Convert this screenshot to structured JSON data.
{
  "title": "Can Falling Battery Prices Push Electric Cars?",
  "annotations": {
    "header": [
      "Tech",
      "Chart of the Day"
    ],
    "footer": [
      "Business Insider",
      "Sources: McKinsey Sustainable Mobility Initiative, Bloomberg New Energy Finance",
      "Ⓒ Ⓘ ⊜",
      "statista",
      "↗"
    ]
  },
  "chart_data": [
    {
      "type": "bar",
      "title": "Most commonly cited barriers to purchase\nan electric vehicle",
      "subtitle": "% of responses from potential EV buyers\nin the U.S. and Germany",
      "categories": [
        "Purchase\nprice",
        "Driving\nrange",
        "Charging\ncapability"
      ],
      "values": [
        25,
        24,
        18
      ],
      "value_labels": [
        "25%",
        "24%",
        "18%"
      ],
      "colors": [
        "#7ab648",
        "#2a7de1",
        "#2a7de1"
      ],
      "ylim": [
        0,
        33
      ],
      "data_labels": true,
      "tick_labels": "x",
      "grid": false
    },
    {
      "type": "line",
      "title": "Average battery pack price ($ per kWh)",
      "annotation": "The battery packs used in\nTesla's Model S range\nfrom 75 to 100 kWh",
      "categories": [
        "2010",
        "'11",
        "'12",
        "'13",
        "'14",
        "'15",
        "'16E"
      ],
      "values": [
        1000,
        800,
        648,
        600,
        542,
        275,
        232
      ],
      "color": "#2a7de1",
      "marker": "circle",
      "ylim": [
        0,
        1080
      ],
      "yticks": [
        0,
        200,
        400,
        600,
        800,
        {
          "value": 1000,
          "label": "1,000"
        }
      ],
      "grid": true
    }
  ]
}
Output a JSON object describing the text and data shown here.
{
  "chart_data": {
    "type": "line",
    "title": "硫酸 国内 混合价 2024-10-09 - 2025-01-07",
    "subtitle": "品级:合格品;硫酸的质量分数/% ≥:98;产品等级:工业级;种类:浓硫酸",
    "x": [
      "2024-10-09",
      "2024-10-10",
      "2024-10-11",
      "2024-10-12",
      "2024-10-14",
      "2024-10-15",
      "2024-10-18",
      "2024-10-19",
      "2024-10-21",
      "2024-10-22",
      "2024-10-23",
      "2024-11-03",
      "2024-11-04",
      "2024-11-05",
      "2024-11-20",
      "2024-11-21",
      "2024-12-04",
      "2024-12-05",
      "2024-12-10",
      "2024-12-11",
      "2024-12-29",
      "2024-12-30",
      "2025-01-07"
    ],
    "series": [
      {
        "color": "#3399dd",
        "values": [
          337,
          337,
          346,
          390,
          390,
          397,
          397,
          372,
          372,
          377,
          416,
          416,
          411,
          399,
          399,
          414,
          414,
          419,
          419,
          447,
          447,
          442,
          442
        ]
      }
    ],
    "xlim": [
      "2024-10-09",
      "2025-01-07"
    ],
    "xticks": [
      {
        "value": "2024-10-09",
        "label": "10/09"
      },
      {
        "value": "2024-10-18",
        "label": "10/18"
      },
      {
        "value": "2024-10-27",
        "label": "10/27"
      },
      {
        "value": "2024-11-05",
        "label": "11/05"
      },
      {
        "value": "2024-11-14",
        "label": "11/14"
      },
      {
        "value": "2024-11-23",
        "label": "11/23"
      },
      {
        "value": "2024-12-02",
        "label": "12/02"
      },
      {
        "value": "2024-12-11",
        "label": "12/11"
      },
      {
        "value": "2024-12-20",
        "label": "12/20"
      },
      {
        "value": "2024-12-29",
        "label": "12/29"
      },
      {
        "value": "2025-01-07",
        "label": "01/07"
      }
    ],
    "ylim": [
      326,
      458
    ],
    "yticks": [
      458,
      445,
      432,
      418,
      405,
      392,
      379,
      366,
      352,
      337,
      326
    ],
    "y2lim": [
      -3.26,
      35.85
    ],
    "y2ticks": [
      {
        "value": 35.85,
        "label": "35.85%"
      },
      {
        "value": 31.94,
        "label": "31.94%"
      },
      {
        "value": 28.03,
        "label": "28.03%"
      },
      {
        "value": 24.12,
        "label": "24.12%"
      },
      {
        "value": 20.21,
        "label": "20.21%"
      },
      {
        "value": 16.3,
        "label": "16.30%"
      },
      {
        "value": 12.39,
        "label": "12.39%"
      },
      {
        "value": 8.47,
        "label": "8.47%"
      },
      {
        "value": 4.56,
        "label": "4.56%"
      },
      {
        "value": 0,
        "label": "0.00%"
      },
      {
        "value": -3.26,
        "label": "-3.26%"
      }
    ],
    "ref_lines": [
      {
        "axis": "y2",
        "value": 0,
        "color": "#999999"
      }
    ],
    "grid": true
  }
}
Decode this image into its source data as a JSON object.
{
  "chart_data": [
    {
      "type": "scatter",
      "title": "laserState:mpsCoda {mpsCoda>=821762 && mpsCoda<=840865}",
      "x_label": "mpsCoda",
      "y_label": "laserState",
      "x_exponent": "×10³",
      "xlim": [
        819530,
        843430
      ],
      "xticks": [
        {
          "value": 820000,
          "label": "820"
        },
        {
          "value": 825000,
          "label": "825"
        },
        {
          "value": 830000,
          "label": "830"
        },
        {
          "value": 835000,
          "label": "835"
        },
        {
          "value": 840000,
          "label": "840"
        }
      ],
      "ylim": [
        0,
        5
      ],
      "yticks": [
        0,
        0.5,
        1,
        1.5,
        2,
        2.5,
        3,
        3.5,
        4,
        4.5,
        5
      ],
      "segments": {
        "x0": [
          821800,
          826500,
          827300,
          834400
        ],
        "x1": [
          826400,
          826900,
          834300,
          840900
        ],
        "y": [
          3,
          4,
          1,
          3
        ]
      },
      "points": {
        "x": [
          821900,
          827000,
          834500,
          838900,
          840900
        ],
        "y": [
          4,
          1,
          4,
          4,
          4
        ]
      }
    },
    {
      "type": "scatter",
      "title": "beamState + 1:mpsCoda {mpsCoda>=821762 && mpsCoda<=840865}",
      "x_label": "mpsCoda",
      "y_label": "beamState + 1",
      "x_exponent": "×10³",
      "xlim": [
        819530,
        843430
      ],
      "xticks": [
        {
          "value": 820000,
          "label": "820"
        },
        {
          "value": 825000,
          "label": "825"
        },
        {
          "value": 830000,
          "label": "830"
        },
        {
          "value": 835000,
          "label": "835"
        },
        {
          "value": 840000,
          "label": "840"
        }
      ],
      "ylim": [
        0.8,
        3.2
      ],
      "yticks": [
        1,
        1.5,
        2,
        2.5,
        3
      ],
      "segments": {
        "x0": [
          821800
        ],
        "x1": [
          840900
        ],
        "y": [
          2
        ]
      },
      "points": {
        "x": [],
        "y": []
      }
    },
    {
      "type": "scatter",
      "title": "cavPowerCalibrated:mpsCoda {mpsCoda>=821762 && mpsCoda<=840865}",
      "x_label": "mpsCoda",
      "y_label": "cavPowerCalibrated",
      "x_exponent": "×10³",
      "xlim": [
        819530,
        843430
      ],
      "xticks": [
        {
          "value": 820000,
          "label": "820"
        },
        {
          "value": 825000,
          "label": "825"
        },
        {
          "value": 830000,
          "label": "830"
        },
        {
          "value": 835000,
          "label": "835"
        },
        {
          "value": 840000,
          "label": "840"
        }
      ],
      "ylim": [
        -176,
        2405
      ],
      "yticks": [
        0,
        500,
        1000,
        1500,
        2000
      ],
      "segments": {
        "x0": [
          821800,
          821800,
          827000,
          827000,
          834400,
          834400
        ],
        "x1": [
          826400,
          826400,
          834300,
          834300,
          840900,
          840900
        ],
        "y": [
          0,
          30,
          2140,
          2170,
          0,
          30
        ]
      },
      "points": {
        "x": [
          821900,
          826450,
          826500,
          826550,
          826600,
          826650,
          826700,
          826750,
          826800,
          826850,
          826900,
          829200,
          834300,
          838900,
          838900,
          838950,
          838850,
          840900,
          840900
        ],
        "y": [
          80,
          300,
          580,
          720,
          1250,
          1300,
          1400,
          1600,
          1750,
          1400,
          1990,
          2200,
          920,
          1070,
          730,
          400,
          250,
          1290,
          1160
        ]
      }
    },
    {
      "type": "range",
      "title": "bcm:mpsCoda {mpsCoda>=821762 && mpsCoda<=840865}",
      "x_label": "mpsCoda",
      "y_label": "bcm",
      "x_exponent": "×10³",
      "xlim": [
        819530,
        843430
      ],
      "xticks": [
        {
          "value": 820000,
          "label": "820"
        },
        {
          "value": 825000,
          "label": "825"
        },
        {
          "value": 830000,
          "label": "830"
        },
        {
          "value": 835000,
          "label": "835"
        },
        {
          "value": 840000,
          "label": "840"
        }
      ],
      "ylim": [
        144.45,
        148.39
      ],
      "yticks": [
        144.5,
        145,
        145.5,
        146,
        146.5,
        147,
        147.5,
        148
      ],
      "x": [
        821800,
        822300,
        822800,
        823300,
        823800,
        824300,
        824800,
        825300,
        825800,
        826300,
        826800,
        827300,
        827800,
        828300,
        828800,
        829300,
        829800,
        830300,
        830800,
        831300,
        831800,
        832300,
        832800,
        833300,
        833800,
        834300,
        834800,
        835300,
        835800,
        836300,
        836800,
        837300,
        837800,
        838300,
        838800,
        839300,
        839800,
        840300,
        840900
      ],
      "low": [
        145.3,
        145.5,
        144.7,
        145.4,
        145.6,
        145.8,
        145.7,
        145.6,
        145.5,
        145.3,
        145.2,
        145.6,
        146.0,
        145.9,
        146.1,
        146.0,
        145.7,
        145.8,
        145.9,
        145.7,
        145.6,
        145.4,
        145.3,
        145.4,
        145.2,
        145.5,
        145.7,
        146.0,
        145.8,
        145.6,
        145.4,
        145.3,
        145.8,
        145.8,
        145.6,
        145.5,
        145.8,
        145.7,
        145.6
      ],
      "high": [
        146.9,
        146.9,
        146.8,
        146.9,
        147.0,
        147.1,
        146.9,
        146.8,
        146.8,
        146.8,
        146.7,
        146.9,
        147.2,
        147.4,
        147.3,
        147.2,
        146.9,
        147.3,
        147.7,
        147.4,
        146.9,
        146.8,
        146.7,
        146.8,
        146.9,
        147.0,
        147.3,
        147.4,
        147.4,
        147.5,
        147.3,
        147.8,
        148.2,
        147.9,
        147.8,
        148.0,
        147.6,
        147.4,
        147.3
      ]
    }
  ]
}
__________________________________________________
Problem details:
Select every line in the material above where the string "JSON" occurs, and copy it.

Answer:
Convert this screenshot to structured JSON data.
Output a JSON object describing the text and data shown here.
Decode this image into its source data as a JSON object.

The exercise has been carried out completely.